[Begin DATA FOR PROCESSING]
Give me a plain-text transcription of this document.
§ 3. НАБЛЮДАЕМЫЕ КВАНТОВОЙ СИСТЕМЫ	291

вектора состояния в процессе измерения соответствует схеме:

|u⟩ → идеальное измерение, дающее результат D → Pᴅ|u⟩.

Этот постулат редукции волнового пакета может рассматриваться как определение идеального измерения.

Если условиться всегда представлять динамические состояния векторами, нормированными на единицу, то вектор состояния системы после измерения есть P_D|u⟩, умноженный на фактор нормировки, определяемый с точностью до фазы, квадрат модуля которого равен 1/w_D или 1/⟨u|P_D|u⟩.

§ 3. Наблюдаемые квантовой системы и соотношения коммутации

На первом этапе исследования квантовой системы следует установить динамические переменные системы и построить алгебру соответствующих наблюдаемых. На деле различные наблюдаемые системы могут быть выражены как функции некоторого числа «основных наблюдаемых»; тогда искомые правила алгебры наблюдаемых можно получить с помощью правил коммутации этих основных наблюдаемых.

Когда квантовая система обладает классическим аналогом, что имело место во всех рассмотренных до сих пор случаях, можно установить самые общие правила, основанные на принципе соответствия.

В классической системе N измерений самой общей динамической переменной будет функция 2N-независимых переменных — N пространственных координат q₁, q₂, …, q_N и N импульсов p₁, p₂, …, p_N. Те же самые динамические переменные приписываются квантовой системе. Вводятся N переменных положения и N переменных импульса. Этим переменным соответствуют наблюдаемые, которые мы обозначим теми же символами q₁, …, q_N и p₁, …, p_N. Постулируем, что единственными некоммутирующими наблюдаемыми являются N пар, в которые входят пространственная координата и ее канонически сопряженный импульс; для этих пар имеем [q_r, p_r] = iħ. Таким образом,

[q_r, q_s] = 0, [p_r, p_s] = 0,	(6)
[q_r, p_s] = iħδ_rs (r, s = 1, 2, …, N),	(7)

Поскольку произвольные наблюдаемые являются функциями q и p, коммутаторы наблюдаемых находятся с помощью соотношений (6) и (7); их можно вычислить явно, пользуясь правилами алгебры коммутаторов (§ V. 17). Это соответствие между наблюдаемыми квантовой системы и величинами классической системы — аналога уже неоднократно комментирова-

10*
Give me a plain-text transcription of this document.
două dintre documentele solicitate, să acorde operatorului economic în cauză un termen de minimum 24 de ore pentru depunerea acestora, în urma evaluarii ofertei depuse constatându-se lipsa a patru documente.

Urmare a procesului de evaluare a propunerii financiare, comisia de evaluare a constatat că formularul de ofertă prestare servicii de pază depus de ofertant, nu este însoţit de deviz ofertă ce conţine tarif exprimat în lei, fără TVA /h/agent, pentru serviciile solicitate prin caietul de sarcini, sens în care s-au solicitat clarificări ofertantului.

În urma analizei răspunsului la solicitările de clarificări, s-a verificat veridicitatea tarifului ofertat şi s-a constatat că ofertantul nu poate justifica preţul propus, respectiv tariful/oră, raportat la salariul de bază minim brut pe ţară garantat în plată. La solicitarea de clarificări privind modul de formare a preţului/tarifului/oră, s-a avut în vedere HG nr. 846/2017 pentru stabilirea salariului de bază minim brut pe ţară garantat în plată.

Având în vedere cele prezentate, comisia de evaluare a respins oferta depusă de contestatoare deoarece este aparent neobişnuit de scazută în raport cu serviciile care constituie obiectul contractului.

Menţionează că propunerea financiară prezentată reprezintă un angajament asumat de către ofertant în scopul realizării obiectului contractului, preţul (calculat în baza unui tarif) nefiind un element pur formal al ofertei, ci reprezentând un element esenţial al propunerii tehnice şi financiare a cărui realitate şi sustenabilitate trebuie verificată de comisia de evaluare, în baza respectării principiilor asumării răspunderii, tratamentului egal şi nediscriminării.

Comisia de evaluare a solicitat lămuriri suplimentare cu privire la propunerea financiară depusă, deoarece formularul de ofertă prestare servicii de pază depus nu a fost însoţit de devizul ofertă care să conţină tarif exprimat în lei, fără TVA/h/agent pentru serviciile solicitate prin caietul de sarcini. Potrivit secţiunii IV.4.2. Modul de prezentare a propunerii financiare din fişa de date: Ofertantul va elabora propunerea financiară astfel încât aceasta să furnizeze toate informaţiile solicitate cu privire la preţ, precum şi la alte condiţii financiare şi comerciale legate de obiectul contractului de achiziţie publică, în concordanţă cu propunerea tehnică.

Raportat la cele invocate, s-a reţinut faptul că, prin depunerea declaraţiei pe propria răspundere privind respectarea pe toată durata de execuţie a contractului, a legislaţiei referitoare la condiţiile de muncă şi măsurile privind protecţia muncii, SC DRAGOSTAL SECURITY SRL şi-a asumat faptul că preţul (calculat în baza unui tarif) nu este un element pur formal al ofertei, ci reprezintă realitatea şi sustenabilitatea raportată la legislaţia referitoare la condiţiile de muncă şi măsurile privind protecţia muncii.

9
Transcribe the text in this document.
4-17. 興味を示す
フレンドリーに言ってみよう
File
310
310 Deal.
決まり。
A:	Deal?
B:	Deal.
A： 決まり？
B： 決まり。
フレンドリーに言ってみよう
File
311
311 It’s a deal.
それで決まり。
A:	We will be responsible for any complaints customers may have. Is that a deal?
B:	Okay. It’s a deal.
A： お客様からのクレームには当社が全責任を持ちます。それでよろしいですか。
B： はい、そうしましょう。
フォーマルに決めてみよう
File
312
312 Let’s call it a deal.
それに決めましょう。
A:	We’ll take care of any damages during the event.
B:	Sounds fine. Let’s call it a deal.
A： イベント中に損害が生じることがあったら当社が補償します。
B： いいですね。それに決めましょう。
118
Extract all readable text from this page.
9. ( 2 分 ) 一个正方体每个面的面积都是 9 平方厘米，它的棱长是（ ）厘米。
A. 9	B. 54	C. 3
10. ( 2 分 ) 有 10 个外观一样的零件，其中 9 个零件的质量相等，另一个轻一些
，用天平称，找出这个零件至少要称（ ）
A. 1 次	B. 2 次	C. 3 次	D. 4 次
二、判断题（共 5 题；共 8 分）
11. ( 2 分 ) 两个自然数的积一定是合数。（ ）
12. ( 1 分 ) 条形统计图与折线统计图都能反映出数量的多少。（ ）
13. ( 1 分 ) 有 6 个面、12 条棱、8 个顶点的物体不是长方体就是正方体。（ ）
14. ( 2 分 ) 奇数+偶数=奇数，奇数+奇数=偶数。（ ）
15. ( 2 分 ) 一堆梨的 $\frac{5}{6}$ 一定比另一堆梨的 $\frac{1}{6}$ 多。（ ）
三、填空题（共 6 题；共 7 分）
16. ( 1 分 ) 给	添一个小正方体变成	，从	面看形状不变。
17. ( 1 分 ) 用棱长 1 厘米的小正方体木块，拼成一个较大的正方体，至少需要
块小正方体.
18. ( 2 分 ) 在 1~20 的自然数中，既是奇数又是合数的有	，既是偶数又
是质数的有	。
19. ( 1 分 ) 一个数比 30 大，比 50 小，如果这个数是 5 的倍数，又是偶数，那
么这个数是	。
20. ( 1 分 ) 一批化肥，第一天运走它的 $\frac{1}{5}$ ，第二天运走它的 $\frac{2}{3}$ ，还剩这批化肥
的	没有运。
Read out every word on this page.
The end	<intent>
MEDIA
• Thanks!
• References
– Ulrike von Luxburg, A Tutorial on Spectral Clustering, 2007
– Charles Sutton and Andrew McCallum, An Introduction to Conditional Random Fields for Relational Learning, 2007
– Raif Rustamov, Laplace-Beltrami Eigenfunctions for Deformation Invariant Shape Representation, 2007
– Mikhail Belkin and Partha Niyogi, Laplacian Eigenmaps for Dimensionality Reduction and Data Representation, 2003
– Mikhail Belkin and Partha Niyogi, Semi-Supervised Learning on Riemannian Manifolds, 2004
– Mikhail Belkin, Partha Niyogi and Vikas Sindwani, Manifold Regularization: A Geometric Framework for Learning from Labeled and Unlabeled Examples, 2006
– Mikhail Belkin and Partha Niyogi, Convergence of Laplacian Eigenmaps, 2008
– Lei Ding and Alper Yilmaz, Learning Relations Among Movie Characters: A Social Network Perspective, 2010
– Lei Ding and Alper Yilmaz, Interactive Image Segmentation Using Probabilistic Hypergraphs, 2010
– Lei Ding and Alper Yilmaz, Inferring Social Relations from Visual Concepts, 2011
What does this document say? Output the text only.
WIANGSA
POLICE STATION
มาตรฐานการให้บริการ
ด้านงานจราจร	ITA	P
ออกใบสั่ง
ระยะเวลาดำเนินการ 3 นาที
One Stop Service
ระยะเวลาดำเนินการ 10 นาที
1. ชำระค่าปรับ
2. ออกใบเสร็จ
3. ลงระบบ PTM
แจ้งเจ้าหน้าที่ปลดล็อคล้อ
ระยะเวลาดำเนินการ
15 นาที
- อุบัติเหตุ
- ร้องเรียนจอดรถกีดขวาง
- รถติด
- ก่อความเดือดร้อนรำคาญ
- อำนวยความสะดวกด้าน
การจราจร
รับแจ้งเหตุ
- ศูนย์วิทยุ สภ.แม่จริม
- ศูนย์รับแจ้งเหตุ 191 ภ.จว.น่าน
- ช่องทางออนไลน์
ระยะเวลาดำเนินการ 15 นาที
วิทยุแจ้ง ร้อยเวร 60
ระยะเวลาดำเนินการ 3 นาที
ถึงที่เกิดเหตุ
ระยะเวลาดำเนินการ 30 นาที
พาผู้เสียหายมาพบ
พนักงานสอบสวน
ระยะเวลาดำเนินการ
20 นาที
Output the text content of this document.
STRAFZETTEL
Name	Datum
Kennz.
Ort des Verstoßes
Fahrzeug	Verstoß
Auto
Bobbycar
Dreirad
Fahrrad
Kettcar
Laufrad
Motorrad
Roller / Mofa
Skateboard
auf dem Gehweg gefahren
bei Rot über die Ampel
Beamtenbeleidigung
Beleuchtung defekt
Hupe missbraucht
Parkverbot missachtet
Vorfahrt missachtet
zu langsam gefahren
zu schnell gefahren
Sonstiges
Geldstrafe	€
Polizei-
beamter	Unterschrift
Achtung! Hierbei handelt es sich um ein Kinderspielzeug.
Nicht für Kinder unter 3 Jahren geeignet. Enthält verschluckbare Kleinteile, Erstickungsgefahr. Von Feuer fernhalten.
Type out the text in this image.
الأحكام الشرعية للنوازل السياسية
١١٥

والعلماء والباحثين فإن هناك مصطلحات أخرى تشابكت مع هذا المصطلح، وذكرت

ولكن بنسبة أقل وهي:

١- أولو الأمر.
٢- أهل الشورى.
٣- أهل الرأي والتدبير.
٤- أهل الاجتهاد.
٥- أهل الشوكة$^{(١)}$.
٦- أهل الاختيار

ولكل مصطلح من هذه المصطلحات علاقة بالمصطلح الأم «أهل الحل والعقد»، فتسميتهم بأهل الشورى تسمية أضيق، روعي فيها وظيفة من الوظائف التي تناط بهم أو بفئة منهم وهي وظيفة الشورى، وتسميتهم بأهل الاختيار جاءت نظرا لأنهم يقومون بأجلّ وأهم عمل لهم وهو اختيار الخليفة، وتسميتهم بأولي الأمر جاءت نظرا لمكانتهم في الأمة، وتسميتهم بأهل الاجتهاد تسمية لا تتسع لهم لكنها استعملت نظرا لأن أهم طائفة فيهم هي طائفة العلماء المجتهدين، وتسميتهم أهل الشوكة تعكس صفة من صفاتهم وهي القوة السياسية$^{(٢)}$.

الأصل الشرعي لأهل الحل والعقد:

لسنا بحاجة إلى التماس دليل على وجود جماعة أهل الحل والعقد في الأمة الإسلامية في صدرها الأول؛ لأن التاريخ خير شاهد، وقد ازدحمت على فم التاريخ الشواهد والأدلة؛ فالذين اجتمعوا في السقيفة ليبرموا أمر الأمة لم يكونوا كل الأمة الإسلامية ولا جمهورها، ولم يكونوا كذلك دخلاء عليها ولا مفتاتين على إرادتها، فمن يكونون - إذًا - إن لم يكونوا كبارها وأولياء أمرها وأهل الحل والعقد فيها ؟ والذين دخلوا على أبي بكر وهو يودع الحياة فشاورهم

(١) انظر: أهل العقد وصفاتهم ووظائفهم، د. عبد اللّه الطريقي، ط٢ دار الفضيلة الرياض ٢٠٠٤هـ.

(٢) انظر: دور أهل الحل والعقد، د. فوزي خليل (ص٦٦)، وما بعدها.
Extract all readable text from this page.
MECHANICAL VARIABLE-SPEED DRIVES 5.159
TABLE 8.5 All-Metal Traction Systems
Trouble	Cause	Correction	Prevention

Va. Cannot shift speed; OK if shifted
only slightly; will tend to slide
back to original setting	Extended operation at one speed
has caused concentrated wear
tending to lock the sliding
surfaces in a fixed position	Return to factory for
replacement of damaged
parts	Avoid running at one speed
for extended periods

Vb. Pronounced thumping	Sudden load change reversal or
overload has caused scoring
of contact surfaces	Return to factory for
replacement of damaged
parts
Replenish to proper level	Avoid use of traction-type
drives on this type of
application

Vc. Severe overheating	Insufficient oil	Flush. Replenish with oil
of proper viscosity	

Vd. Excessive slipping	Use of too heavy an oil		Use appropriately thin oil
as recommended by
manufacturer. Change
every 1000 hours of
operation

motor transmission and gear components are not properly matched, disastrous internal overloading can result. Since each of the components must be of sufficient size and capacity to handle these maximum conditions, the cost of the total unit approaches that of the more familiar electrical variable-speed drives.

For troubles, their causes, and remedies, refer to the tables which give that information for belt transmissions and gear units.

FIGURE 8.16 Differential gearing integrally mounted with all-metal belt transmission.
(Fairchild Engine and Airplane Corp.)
[End DATA FOR PROCESSING]
* EXERCISE OBJECTIVE *
What is the number of lines in the data holding the word "Eigenmaps"? Reply with that number only.

* THE ANSWER *
2